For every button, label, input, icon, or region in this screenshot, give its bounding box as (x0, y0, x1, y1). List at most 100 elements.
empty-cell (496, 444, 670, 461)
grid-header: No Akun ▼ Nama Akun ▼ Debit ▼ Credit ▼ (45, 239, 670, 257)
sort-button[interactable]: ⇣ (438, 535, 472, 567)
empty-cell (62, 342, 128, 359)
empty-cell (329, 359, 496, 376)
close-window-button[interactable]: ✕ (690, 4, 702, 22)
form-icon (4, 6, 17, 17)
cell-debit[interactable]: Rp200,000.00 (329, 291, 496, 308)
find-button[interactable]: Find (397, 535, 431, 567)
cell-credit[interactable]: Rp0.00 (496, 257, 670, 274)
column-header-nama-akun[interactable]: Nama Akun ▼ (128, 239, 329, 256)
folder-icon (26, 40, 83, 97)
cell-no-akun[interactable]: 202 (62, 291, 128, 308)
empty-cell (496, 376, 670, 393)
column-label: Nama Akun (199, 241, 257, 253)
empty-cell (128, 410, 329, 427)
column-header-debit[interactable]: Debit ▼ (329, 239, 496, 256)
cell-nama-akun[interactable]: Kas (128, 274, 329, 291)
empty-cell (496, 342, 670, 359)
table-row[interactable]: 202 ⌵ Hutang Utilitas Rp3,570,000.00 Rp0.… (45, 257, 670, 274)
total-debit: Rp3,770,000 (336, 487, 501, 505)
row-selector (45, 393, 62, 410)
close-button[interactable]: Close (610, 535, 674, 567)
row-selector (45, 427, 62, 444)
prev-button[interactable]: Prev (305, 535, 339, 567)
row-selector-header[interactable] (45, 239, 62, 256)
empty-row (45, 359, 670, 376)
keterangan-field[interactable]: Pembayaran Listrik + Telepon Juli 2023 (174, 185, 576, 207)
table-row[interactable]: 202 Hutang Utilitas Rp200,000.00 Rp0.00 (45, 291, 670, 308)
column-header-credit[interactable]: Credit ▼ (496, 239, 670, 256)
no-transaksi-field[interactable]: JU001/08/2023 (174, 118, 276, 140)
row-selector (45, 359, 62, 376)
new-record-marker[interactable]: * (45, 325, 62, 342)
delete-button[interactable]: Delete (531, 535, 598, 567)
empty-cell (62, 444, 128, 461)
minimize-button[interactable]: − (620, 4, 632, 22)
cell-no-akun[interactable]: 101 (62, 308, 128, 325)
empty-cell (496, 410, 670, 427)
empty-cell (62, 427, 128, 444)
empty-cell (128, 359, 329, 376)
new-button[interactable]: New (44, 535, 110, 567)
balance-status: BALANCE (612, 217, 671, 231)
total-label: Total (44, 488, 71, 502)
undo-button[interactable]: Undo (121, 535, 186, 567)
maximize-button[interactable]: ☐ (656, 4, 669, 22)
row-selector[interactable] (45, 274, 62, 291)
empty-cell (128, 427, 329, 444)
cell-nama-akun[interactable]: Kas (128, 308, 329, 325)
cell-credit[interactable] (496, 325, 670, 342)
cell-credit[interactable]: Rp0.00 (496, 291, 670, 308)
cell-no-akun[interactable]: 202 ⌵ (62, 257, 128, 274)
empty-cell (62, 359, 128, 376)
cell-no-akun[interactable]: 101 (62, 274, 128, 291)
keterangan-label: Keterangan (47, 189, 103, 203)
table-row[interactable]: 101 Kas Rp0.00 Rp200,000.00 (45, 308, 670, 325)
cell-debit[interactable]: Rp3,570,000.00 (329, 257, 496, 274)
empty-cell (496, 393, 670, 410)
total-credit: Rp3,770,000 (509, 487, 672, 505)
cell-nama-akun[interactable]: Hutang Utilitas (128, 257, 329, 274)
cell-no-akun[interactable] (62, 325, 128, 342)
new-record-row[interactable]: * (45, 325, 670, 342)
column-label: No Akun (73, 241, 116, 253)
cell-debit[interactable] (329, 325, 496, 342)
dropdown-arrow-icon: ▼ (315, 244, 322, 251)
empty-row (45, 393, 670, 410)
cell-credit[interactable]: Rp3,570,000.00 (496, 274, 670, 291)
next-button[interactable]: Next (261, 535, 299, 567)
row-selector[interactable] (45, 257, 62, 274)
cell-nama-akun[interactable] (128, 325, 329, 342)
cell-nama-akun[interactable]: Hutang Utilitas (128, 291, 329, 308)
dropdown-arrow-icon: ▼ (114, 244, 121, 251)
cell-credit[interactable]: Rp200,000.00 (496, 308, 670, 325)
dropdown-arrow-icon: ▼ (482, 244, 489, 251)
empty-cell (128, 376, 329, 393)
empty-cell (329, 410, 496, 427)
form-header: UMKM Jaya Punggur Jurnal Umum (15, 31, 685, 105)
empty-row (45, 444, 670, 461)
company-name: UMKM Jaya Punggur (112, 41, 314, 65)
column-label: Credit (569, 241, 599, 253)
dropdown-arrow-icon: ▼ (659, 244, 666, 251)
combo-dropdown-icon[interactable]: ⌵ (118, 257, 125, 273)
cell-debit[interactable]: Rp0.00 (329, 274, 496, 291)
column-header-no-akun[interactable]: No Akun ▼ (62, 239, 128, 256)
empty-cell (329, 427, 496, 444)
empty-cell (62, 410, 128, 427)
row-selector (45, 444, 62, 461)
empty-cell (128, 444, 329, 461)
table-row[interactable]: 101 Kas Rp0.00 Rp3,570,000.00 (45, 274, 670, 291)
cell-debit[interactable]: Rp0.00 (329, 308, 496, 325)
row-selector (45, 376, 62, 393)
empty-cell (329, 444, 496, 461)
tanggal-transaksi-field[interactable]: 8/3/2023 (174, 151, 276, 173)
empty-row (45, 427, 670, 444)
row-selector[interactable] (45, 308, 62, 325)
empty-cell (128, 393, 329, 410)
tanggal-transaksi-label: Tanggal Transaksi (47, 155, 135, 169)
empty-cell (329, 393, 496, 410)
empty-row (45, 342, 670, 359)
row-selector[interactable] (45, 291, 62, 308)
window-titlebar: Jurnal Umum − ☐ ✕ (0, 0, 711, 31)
+===+
▶ EXERCISE AIM
Lay out every line of the records above as a Markdown table with the columns Number and Record line, numbering the rows in order and omitting blank lines.

▶ COMPLETE OUTPUT
| Number | Record line |
|---|---|
| 1 | For every button, label, input, icon, or region in this screenshot, give its bounding box as (x0, y0, x1, y1). List at most 100 elements. |
| 2 | empty-cell (496, 444, 670, 461) |
| 3 | grid-header: No Akun ▼ Nama Akun ▼ Debit ▼ Credit ▼ (45, 239, 670, 257) |
| 4 | sort-button[interactable]: ⇣ (438, 535, 472, 567) |
| 5 | empty-cell (62, 342, 128, 359) |
| 6 | empty-cell (329, 359, 496, 376) |
| 7 | close-window-button[interactable]: ✕ (690, 4, 702, 22) |
| 8 | form-icon (4, 6, 17, 17) |
| 9 | cell-debit[interactable]: Rp200,000.00 (329, 291, 496, 308) |
| 10 | find-button[interactable]: Find (397, 535, 431, 567) |
| 11 | cell-credit[interactable]: Rp0.00 (496, 257, 670, 274) |
| 12 | column-header-nama-akun[interactable]: Nama Akun ▼ (128, 239, 329, 256) |
| 13 | folder-icon (26, 40, 83, 97) |
| 14 | cell-no-akun[interactable]: 202 (62, 291, 128, 308) |
| 15 | empty-cell (496, 376, 670, 393) |
| 16 | column-label: Nama Akun (199, 241, 257, 253) |
| 17 | empty-cell (128, 410, 329, 427) |
| 18 | column-header-debit[interactable]: Debit ▼ (329, 239, 496, 256) |
| 19 | cell-nama-akun[interactable]: Kas (128, 274, 329, 291) |
| 20 | empty-cell (496, 342, 670, 359) |
| 21 | table-row[interactable]: 202 ⌵ Hutang Utilitas Rp3,570,000.00 Rp0.… (45, 257, 670, 274) |
| 22 | total-debit: Rp3,770,000 (336, 487, 501, 505) |
| 23 | row-selector (45, 393, 62, 410) |
| 24 | close-button[interactable]: Close (610, 535, 674, 567) |
| 25 | row-selector (45, 427, 62, 444) |
| 26 | prev-button[interactable]: Prev (305, 535, 339, 567) |
| 27 | row-selector-header[interactable] (45, 239, 62, 256) |
| 28 | empty-row (45, 359, 670, 376) |
| 29 | keterangan-field[interactable]: Pembayaran Listrik + Telepon Juli 2023 (174, 185, 576, 207) |
| 30 | table-row[interactable]: 202 Hutang Utilitas Rp200,000.00 Rp0.00 (45, 291, 670, 308) |
| 31 | column-header-credit[interactable]: Credit ▼ (496, 239, 670, 256) |
| 32 | no-transaksi-field[interactable]: JU001/08/2023 (174, 118, 276, 140) |
| 33 | row-selector (45, 359, 62, 376) |
| 34 | new-record-marker[interactable]: * (45, 325, 62, 342) |
| 35 | delete-button[interactable]: Delete (531, 535, 598, 567) |
| 36 | empty-cell (62, 444, 128, 461) |
| 37 | minimize-button[interactable]: − (620, 4, 632, 22) |
| 38 | cell-no-akun[interactable]: 101 (62, 308, 128, 325) |
| 39 | empty-cell (496, 410, 670, 427) |
| 40 | empty-cell (62, 427, 128, 444) |
| 41 | empty-cell (128, 359, 329, 376) |
| 42 | new-button[interactable]: New (44, 535, 110, 567) |
| 43 | balance-status: BALANCE (612, 217, 671, 231) |
| 44 | total-label: Total (44, 488, 71, 502) |
| 45 | undo-button[interactable]: Undo (121, 535, 186, 567) |
| 46 | maximize-button[interactable]: ☐ (656, 4, 669, 22) |
| 47 | row-selector[interactable] (45, 274, 62, 291) |
| 48 | empty-cell (128, 427, 329, 444) |
| 49 | cell-nama-akun[interactable]: Kas (128, 308, 329, 325) |
| 50 | cell-credit[interactable] (496, 325, 670, 342) |
| 51 | cell-credit[interactable]: Rp0.00 (496, 291, 670, 308) |
| 52 | cell-no-akun[interactable]: 202 ⌵ (62, 257, 128, 274) |
| 53 | empty-cell (62, 359, 128, 376) |
| 54 | cell-no-akun[interactable]: 101 (62, 274, 128, 291) |
| 55 | keterangan-label: Keterangan (47, 189, 103, 203) |
| 56 | table-row[interactable]: 101 Kas Rp0.00 Rp200,000.00 (45, 308, 670, 325) |
| 57 | cell-debit[interactable]: Rp3,570,000.00 (329, 257, 496, 274) |
| 58 | empty-cell (496, 393, 670, 410) |
| 59 | total-credit: Rp3,770,000 (509, 487, 672, 505) |
| 60 | cell-nama-akun[interactable]: Hutang Utilitas (128, 257, 329, 274) |
| 61 | cell-no-akun[interactable] (62, 325, 128, 342) |
| 62 | new-record-row[interactable]: * (45, 325, 670, 342) |
| 63 | column-label: No Akun (73, 241, 116, 253) |
| 64 | cell-debit[interactable] (329, 325, 496, 342) |
| 65 | dropdown-arrow-icon: ▼ (315, 244, 322, 251) |
| 66 | empty-row (45, 393, 670, 410) |
| 67 | cell-credit[interactable]: Rp3,570,000.00 (496, 274, 670, 291) |
| 68 | next-button[interactable]: Next (261, 535, 299, 567) |
| 69 | row-selector[interactable] (45, 257, 62, 274) |
| 70 | cell-nama-akun[interactable] (128, 325, 329, 342) |
| 71 | cell-nama-akun[interactable]: Hutang Utilitas (128, 291, 329, 308) |
| 72 | dropdown-arrow-icon: ▼ (114, 244, 121, 251) |
| 73 | cell-credit[interactable]: Rp200,000.00 (496, 308, 670, 325) |
| 74 | dropdown-arrow-icon: ▼ (482, 244, 489, 251) |
| 75 | empty-cell (128, 376, 329, 393) |
| 76 | empty-cell (329, 410, 496, 427) |
| 77 | form-header: UMKM Jaya Punggur Jurnal Umum (15, 31, 685, 105) |
| 78 | empty-row (45, 444, 670, 461) |
| 79 | company-name: UMKM Jaya Punggur (112, 41, 314, 65) |
| 80 | column-label: Credit (569, 241, 599, 253) |
| 81 | dropdown-arrow-icon: ▼ (659, 244, 666, 251) |
| 82 | combo-dropdown-icon[interactable]: ⌵ (118, 257, 125, 273) |
| 83 | cell-debit[interactable]: Rp0.00 (329, 274, 496, 291) |
| 84 | column-header-no-akun[interactable]: No Akun ▼ (62, 239, 128, 256) |
| 85 | empty-cell (329, 427, 496, 444) |
| 86 | empty-cell (62, 410, 128, 427) |
| 87 | row-selector (45, 444, 62, 461) |
| 88 | empty-cell (128, 444, 329, 461) |
| 89 | table-row[interactable]: 101 Kas Rp0.00 Rp3,570,000.00 (45, 274, 670, 291) |
| 90 | cell-debit[interactable]: Rp0.00 (329, 308, 496, 325) |
| 91 | row-selector (45, 376, 62, 393) |
| 92 | empty-cell (329, 444, 496, 461) |
| 93 | tanggal-transaksi-field[interactable]: 8/3/2023 (174, 151, 276, 173) |
| 94 | empty-row (45, 427, 670, 444) |
| 95 | row-selector[interactable] (45, 308, 62, 325) |
| 96 | empty-cell (128, 393, 329, 410) |
| 97 | tanggal-transaksi-label: Tanggal Transaksi (47, 155, 135, 169) |
| 98 | empty-cell (329, 393, 496, 410) |
| 99 | empty-row (45, 342, 670, 359) |
| 100 | row-selector[interactable] (45, 291, 62, 308) |
| 101 | window-titlebar: Jurnal Umum − ☐ ✕ (0, 0, 711, 31) |